## Short task
Filter the entries below, keeping only lines with the word "panel".

━━━━

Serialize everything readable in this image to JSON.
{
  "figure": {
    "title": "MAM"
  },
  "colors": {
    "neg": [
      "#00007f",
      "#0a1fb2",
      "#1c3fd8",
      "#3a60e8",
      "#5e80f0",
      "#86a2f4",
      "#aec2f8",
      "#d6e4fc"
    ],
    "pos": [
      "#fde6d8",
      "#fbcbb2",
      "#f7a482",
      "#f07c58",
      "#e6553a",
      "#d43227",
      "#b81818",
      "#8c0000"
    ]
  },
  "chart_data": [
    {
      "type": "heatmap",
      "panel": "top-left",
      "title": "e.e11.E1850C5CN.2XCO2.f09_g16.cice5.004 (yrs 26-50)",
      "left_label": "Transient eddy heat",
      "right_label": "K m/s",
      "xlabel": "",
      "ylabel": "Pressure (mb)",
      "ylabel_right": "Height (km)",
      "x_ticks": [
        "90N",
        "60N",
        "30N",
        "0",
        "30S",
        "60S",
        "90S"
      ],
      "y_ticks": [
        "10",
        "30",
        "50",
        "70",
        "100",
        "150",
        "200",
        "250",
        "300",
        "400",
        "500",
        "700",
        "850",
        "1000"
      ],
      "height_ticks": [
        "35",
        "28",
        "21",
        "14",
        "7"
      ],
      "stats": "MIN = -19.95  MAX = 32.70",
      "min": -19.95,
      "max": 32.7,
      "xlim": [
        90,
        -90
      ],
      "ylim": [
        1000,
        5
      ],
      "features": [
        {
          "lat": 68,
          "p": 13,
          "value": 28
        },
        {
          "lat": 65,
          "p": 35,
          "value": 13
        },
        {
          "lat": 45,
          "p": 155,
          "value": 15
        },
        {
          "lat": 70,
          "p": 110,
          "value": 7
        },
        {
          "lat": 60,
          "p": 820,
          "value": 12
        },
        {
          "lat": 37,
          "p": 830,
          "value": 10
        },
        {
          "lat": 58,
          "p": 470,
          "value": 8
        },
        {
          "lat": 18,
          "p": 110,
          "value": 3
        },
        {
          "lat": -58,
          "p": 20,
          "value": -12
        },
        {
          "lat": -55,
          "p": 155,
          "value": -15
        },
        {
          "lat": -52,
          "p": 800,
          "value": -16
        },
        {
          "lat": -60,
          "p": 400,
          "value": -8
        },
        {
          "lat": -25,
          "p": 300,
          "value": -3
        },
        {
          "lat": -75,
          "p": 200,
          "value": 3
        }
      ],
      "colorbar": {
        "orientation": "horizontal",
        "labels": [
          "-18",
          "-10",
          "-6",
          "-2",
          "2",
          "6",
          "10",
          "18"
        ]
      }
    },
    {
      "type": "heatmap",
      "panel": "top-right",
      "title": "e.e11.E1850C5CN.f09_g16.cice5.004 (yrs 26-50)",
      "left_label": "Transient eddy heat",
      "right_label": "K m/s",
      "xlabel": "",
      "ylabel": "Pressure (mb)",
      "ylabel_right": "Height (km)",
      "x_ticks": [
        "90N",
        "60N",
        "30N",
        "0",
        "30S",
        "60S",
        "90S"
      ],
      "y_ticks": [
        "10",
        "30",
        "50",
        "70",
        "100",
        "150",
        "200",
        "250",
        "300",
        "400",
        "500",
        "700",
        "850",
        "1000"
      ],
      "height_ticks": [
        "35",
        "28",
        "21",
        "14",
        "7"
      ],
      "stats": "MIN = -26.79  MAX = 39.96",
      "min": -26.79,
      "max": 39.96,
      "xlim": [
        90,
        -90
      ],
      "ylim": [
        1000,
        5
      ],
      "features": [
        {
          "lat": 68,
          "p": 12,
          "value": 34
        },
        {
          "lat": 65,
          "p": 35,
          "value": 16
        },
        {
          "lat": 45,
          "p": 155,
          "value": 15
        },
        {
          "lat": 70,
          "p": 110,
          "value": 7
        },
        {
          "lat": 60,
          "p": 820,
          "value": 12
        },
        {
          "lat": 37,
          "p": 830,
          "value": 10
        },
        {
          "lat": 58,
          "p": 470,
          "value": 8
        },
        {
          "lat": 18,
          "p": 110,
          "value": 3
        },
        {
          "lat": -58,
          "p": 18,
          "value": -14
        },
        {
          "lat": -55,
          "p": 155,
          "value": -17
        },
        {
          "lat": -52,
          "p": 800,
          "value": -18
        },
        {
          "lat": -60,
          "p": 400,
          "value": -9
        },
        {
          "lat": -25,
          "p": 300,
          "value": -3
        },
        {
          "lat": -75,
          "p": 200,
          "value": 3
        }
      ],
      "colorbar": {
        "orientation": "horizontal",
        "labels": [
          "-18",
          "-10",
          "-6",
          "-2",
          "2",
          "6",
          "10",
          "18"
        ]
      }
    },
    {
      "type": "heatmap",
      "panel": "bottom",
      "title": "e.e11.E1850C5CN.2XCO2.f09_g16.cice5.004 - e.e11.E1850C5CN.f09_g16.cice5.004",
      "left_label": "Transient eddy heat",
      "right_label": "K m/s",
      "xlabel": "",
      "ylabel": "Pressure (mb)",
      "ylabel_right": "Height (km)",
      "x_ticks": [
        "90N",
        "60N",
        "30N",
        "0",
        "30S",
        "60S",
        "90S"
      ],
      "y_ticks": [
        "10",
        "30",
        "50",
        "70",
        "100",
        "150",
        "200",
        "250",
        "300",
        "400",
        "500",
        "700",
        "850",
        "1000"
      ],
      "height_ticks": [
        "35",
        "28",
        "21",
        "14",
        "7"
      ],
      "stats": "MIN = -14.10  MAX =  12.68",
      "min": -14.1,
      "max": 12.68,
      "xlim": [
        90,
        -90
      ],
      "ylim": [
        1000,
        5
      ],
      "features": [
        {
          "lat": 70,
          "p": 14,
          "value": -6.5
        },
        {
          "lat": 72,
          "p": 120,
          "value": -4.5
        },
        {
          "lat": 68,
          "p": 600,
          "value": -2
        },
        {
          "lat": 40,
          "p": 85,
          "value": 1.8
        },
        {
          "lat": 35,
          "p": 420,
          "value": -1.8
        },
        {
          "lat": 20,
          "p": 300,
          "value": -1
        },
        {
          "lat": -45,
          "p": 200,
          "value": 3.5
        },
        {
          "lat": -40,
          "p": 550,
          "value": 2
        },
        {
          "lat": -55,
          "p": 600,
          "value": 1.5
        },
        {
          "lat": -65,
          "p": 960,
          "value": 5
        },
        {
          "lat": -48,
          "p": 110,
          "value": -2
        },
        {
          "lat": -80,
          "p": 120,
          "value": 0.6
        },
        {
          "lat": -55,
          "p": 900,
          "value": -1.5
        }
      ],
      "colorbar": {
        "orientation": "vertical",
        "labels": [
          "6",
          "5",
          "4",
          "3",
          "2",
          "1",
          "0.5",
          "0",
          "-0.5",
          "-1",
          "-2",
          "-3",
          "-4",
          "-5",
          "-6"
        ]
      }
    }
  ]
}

━━━━

## Written solution
      "panel": "top-left",
      "panel": "top-right",
      "panel": "bottom",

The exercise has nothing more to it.